## Excerpted records
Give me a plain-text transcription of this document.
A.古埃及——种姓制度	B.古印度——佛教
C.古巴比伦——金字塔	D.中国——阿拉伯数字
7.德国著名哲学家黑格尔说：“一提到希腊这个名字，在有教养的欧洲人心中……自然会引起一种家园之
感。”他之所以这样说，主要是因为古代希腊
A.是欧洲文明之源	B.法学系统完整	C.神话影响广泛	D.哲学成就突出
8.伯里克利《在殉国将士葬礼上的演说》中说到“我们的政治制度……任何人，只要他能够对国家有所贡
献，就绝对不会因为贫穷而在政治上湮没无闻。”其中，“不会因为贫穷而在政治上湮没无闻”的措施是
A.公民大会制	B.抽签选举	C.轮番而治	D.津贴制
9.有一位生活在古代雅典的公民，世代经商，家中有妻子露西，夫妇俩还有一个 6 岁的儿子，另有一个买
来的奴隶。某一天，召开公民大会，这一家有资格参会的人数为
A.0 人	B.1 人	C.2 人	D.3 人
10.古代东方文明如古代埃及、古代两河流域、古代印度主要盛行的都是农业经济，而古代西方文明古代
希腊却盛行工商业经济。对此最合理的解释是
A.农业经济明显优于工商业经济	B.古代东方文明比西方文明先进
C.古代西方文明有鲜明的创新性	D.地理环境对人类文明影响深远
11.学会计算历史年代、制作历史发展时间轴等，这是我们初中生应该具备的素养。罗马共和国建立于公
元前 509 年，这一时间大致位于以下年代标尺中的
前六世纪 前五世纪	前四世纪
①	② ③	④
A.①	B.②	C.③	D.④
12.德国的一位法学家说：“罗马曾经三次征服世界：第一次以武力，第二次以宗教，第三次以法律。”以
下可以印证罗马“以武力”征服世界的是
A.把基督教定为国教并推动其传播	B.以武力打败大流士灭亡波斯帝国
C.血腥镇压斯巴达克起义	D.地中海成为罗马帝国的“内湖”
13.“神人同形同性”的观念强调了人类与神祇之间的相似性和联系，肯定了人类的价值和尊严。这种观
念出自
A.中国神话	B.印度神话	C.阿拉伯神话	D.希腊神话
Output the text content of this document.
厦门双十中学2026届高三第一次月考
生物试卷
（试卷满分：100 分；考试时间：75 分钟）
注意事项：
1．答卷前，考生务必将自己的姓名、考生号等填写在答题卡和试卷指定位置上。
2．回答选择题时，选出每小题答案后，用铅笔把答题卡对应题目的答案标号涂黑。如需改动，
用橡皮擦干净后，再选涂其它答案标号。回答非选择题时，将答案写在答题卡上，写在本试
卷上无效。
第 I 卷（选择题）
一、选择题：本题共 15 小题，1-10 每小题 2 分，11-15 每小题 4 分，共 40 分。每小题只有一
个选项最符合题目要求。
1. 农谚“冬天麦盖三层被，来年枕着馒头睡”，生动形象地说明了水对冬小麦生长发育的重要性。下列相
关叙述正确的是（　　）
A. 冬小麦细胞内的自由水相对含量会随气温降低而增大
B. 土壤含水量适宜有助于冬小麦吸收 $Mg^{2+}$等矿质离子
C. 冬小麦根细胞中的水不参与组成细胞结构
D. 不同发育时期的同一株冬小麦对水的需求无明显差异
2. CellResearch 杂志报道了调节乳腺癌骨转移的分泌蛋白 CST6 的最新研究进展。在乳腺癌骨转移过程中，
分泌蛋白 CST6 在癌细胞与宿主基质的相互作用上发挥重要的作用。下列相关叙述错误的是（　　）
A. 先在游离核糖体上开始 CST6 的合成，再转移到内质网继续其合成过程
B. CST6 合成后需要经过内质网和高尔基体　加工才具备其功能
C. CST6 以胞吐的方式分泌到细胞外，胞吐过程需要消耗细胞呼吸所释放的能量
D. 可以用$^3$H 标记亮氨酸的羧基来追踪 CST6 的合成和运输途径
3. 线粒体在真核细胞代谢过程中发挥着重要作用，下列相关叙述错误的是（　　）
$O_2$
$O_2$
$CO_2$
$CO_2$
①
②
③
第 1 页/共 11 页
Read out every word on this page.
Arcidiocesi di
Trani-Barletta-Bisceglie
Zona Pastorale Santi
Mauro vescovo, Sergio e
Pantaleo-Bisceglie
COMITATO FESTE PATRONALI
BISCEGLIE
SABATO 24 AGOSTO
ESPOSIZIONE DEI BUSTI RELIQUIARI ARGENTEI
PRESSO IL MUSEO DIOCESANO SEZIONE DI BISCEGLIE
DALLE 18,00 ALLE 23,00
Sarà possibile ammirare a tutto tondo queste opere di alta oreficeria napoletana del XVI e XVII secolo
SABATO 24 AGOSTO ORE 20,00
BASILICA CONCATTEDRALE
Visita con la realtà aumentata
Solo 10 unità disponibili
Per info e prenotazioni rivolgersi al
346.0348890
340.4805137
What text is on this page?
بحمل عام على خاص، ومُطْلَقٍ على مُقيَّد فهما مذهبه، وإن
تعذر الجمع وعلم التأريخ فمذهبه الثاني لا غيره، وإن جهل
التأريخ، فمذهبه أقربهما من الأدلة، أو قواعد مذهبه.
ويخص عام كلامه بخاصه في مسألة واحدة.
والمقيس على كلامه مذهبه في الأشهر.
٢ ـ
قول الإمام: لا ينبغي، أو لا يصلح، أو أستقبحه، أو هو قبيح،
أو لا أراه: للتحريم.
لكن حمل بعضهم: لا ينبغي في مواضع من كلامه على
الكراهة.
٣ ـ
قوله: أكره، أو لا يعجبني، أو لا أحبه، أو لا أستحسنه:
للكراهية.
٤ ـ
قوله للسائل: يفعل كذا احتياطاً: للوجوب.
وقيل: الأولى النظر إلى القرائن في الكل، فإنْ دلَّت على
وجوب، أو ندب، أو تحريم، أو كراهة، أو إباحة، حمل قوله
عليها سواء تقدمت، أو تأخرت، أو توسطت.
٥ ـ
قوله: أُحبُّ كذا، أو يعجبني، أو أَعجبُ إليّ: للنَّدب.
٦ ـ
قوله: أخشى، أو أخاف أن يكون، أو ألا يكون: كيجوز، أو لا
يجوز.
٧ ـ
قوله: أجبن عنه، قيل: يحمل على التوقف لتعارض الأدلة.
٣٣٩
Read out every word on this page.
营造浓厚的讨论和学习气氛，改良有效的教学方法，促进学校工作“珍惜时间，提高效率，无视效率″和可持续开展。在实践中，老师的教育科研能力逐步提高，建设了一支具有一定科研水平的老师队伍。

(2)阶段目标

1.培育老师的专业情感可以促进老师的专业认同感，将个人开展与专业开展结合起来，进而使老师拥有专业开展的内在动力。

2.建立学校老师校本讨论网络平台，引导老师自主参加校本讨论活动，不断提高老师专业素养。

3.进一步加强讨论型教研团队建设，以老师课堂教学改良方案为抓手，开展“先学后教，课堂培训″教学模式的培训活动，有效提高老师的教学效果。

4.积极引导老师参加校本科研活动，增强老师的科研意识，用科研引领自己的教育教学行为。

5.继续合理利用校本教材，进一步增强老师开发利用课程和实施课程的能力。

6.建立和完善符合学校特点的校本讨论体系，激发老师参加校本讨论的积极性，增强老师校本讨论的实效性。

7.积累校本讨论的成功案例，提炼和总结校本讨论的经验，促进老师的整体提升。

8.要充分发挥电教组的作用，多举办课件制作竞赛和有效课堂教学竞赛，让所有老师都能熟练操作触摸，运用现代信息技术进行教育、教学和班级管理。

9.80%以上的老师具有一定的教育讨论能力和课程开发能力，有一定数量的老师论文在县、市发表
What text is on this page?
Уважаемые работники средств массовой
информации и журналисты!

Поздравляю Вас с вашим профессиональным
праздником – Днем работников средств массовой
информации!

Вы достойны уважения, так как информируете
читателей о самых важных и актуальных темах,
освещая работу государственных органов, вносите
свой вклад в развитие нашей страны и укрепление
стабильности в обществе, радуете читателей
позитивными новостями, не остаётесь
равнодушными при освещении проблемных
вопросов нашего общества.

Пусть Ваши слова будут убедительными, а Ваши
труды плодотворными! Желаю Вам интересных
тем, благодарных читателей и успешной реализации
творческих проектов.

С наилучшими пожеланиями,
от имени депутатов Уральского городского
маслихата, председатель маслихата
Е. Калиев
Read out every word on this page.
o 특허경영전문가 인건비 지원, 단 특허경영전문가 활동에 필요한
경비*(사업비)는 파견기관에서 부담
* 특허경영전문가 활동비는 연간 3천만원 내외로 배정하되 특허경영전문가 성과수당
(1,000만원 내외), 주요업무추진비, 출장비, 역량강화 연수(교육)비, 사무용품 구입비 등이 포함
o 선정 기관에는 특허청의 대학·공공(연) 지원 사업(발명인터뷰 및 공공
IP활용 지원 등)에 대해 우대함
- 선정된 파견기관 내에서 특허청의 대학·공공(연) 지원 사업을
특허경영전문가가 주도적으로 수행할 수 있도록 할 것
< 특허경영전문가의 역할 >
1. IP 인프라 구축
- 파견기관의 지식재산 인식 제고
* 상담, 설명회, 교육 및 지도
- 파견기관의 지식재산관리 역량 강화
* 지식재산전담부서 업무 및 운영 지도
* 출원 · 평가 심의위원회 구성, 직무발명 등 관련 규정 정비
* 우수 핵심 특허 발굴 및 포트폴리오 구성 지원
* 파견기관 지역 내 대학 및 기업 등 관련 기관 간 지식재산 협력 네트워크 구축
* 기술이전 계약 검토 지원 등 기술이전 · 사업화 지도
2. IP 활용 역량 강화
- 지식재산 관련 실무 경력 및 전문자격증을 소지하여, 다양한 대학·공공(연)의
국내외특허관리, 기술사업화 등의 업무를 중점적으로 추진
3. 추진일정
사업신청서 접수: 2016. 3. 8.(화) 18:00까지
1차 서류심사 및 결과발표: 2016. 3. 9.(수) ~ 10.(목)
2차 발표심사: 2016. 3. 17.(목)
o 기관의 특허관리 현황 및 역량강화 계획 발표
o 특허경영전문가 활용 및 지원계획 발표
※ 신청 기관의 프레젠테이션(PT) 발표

## What you have to do
In the data above, how many lines contain the string "특허청의"? Answer with the number only.

## Task result
2